Extract every line that contains the word "color".

[Task input]:

— Begin —

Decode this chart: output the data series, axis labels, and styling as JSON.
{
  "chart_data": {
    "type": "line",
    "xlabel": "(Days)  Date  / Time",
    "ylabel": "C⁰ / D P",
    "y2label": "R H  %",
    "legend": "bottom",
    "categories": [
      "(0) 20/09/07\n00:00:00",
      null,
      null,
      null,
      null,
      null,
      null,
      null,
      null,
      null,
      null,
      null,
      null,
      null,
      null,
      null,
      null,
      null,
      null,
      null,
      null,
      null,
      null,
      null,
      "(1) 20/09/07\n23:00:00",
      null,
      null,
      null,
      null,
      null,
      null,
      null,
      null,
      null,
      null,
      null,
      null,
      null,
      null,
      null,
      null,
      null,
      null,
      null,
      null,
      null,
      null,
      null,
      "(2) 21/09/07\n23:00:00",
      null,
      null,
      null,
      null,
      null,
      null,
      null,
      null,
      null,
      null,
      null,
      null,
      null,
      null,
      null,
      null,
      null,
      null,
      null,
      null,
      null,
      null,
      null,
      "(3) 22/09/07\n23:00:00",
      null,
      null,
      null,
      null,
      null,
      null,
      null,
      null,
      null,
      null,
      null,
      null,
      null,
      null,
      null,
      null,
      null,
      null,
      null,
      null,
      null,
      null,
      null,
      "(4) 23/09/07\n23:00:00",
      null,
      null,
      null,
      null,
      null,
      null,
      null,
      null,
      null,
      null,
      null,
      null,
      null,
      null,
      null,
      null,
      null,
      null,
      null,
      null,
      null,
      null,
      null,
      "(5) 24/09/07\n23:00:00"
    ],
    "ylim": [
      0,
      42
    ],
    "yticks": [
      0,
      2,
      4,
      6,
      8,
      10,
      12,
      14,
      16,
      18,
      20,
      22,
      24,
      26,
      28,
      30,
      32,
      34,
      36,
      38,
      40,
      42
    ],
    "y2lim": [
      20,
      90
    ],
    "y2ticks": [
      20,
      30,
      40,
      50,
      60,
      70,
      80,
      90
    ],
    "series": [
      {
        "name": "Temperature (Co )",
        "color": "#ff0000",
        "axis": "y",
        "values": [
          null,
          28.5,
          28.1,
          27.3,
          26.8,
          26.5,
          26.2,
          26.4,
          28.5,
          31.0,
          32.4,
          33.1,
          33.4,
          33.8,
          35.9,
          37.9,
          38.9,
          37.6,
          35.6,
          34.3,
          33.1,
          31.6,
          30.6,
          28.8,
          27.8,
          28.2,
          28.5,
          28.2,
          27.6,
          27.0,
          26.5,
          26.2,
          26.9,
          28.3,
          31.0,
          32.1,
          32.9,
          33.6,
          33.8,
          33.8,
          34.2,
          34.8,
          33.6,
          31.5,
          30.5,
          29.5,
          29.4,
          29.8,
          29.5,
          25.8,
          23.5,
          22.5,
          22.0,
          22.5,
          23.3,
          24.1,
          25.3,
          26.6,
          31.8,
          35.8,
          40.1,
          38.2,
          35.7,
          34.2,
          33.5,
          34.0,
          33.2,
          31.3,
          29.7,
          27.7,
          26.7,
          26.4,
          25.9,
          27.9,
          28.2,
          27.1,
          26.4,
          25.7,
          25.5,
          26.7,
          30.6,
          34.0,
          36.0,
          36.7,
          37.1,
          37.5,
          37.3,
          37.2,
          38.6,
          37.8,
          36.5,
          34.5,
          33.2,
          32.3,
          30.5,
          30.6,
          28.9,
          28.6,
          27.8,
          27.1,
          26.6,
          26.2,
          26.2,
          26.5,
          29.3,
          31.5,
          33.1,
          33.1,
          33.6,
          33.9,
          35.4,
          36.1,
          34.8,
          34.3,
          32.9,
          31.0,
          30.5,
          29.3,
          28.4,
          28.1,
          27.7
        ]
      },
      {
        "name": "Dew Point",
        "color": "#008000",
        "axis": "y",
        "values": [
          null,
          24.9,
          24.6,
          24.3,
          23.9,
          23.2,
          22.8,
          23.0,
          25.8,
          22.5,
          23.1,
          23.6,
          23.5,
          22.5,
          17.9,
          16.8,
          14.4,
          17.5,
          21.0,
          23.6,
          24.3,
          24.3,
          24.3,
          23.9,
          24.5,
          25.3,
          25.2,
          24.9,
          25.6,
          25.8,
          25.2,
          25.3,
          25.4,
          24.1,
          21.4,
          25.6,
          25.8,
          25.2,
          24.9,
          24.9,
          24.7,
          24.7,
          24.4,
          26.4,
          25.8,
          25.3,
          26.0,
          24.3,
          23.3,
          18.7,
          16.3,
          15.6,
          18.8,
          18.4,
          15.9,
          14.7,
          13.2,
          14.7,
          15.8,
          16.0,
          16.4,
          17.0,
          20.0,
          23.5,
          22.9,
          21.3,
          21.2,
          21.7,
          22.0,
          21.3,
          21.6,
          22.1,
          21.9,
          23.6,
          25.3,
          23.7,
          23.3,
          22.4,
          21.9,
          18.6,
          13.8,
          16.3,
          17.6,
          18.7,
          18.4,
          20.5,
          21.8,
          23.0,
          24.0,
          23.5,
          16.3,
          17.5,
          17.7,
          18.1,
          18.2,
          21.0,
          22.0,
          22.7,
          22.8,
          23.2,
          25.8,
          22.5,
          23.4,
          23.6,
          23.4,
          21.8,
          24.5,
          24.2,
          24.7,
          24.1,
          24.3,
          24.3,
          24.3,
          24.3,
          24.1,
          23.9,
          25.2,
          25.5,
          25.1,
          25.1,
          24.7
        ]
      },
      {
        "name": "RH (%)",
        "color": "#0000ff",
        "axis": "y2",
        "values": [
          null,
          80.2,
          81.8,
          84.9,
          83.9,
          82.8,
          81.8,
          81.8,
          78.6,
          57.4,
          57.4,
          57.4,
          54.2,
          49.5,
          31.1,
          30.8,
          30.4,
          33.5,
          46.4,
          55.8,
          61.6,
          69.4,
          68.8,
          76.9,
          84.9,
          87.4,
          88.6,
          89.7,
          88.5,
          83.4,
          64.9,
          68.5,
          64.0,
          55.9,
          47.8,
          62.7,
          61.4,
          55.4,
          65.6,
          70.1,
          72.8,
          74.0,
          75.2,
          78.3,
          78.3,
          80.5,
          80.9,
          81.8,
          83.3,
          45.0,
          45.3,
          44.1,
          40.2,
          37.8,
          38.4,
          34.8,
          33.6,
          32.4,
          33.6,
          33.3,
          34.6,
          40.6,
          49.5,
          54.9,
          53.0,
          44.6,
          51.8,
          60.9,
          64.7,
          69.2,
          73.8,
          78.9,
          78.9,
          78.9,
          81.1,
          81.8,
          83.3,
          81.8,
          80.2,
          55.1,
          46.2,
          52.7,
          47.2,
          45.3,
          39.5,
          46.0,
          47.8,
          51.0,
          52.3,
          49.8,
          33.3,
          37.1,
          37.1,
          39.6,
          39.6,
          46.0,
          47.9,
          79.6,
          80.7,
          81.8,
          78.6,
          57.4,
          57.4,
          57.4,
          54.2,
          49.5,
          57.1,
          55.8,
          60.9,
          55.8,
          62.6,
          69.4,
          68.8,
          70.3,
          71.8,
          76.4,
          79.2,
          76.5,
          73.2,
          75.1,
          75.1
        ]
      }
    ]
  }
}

— End —

[Solution for this task]:
        "color": "#ff0000",
        "color": "#008000",
        "color": "#0000ff",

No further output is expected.